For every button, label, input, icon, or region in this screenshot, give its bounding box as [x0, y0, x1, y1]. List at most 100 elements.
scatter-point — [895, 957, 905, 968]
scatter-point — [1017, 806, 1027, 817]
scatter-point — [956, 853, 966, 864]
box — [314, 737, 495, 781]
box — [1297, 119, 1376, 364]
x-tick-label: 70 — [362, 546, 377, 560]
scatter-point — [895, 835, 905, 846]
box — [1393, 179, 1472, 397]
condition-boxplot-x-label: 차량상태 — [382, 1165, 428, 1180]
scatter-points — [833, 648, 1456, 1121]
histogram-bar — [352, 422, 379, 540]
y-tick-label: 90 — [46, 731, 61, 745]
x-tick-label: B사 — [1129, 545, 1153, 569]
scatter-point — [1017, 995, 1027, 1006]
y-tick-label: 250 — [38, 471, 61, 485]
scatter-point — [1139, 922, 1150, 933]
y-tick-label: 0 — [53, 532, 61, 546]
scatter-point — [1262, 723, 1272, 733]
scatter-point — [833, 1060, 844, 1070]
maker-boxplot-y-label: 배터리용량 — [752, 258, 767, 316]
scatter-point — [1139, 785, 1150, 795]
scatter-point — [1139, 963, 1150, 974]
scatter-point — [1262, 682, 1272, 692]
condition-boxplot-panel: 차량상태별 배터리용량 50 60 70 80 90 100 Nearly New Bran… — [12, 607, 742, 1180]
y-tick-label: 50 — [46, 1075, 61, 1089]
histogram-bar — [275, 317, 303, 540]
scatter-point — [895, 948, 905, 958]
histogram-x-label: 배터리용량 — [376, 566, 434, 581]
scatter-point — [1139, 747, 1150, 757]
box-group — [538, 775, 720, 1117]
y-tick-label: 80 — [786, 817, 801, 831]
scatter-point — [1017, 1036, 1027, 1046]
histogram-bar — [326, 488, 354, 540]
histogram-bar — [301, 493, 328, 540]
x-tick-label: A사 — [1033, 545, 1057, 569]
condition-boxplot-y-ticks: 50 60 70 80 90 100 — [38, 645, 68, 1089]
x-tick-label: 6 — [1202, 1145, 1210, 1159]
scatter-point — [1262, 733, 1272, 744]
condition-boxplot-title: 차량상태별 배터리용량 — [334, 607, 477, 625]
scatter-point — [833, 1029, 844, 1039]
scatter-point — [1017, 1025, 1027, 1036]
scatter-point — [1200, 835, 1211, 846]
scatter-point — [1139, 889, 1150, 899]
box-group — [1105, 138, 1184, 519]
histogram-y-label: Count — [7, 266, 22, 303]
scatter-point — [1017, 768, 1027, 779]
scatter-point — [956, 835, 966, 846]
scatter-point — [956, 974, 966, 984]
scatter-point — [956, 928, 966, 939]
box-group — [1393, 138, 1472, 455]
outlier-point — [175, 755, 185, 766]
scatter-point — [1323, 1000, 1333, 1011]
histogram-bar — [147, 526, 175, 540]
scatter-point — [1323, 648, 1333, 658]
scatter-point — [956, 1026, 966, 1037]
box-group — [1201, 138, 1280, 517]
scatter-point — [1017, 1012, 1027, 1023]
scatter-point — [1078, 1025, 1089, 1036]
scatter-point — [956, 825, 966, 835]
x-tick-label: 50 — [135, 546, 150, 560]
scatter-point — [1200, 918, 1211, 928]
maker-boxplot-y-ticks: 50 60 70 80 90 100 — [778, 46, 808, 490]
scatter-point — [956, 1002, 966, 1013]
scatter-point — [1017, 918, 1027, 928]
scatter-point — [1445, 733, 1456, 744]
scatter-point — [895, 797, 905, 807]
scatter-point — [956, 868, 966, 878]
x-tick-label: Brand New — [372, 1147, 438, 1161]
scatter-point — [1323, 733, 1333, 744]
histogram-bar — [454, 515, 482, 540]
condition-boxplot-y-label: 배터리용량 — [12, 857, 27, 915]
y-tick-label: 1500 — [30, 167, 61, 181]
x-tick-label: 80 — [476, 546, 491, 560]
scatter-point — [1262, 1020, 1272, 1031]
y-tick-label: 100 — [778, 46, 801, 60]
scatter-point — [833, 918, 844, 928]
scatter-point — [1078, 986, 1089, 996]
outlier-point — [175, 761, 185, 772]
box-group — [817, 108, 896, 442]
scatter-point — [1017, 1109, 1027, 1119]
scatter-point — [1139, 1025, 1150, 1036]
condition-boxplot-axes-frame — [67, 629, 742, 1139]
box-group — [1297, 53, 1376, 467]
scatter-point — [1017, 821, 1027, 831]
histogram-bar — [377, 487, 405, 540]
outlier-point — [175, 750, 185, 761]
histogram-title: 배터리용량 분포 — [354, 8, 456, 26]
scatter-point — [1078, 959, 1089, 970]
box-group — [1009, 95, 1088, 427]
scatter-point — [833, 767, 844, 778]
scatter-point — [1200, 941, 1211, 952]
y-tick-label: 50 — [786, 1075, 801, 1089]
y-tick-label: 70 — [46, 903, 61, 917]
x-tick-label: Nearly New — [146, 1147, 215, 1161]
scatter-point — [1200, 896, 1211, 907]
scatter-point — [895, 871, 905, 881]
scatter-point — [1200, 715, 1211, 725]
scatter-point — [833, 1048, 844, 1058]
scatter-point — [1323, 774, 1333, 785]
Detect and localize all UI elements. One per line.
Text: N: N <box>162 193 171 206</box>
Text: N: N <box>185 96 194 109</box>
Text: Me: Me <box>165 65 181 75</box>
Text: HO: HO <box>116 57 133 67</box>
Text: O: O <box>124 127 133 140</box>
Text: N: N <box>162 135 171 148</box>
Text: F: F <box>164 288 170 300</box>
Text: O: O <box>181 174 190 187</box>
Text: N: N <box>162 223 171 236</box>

----

*WHAT IS ASKED*.
Rewrite all of the records above, changing each "histogram-bar" to "bar" and keeping everything else the same.

*ANSWER TO THIS PROBLEM*.
For every button, label, input, icon, or region in this screenshot, give its bounding box as [x0, y0, x1, y1]. List at most 100 elements.
scatter-point — [895, 957, 905, 968]
scatter-point — [1017, 806, 1027, 817]
scatter-point — [956, 853, 966, 864]
box — [314, 737, 495, 781]
box — [1297, 119, 1376, 364]
x-tick-label: 70 — [362, 546, 377, 560]
scatter-point — [895, 835, 905, 846]
box — [1393, 179, 1472, 397]
condition-boxplot-x-label: 차량상태 — [382, 1165, 428, 1180]
scatter-points — [833, 648, 1456, 1121]
bar — [352, 422, 379, 540]
y-tick-label: 90 — [46, 731, 61, 745]
x-tick-label: B사 — [1129, 545, 1153, 569]
scatter-point — [1017, 995, 1027, 1006]
y-tick-label: 250 — [38, 471, 61, 485]
scatter-point — [1139, 922, 1150, 933]
y-tick-label: 0 — [53, 532, 61, 546]
scatter-point — [1262, 723, 1272, 733]
scatter-point — [833, 1060, 844, 1070]
maker-boxplot-y-label: 배터리용량 — [752, 258, 767, 316]
scatter-point — [1139, 785, 1150, 795]
scatter-point — [1139, 963, 1150, 974]
scatter-point — [1262, 682, 1272, 692]
condition-boxplot-panel: 차량상태별 배터리용량 50 60 70 80 90 100 Nearly New Bran… — [12, 607, 742, 1180]
y-tick-label: 50 — [46, 1075, 61, 1089]
bar — [275, 317, 303, 540]
scatter-point — [895, 948, 905, 958]
histogram-x-label: 배터리용량 — [376, 566, 434, 581]
scatter-point — [1139, 747, 1150, 757]
box-group — [538, 775, 720, 1117]
y-tick-label: 80 — [786, 817, 801, 831]
scatter-point — [1017, 1036, 1027, 1046]
bar — [326, 488, 354, 540]
bar — [301, 493, 328, 540]
x-tick-label: A사 — [1033, 545, 1057, 569]
condition-boxplot-y-ticks: 50 60 70 80 90 100 — [38, 645, 68, 1089]
x-tick-label: 6 — [1202, 1145, 1210, 1159]
scatter-point — [1262, 733, 1272, 744]
condition-boxplot-title: 차량상태별 배터리용량 — [334, 607, 477, 625]
scatter-point — [833, 1029, 844, 1039]
scatter-point — [1017, 1025, 1027, 1036]
scatter-point — [1200, 835, 1211, 846]
scatter-point — [1139, 889, 1150, 899]
box-group — [1105, 138, 1184, 519]
histogram-y-label: Count — [7, 266, 22, 303]
scatter-point — [1017, 768, 1027, 779]
scatter-point — [956, 835, 966, 846]
scatter-point — [956, 974, 966, 984]
scatter-point — [956, 928, 966, 939]
box-group — [1393, 138, 1472, 455]
outlier-point — [175, 755, 185, 766]
scatter-point — [1323, 1000, 1333, 1011]
bar — [147, 526, 175, 540]
scatter-point — [1323, 648, 1333, 658]
scatter-point — [956, 1026, 966, 1037]
box-group — [1201, 138, 1280, 517]
scatter-point — [1017, 1012, 1027, 1023]
scatter-point — [1078, 1025, 1089, 1036]
scatter-point — [956, 825, 966, 835]
x-tick-label: 50 — [135, 546, 150, 560]
scatter-point — [1200, 918, 1211, 928]
maker-boxplot-y-ticks: 50 60 70 80 90 100 — [778, 46, 808, 490]
scatter-point — [956, 1002, 966, 1013]
scatter-point — [1017, 918, 1027, 928]
scatter-point — [1445, 733, 1456, 744]
scatter-point — [895, 797, 905, 807]
scatter-point — [956, 868, 966, 878]
x-tick-label: Brand New — [372, 1147, 438, 1161]
scatter-point — [1323, 733, 1333, 744]
bar — [454, 515, 482, 540]
condition-boxplot-y-label: 배터리용량 — [12, 857, 27, 915]
y-tick-label: 1500 — [30, 167, 61, 181]
x-tick-label: 80 — [476, 546, 491, 560]
scatter-point — [1262, 1020, 1272, 1031]
y-tick-label: 100 — [778, 46, 801, 60]
scatter-point — [833, 918, 844, 928]
scatter-point — [1078, 986, 1089, 996]
outlier-point — [175, 761, 185, 772]
box-group — [817, 108, 896, 442]
scatter-point — [1017, 1109, 1027, 1119]
scatter-point — [1139, 1025, 1150, 1036]
condition-boxplot-axes-frame — [67, 629, 742, 1139]
box-group — [1297, 53, 1376, 467]
scatter-point — [1017, 821, 1027, 831]
bar — [377, 487, 405, 540]
outlier-point — [175, 750, 185, 761]
histogram-title: 배터리용량 분포 — [354, 8, 456, 26]
scatter-point — [1078, 959, 1089, 970]
box-group — [1009, 95, 1088, 427]
scatter-point — [833, 767, 844, 778]
scatter-point — [1200, 941, 1211, 952]
y-tick-label: 50 — [786, 1075, 801, 1089]
y-tick-label: 70 — [46, 903, 61, 917]
x-tick-label: Nearly New — [146, 1147, 215, 1161]
scatter-point — [1200, 896, 1211, 907]
scatter-point — [895, 871, 905, 881]
scatter-point — [1200, 715, 1211, 725]
scatter-point — [833, 1048, 844, 1058]
scatter-point — [1323, 774, 1333, 785]
Detect and localize all UI elements. One per line.
Text: N: N <box>162 193 171 206</box>
Text: N: N <box>185 96 194 109</box>
Text: Me: Me <box>165 65 181 75</box>
Text: HO: HO <box>116 57 133 67</box>
Text: O: O <box>124 127 133 140</box>
Text: N: N <box>162 135 171 148</box>
Text: F: F <box>164 288 170 300</box>
Text: O: O <box>181 174 190 187</box>
Text: N: N <box>162 223 171 236</box>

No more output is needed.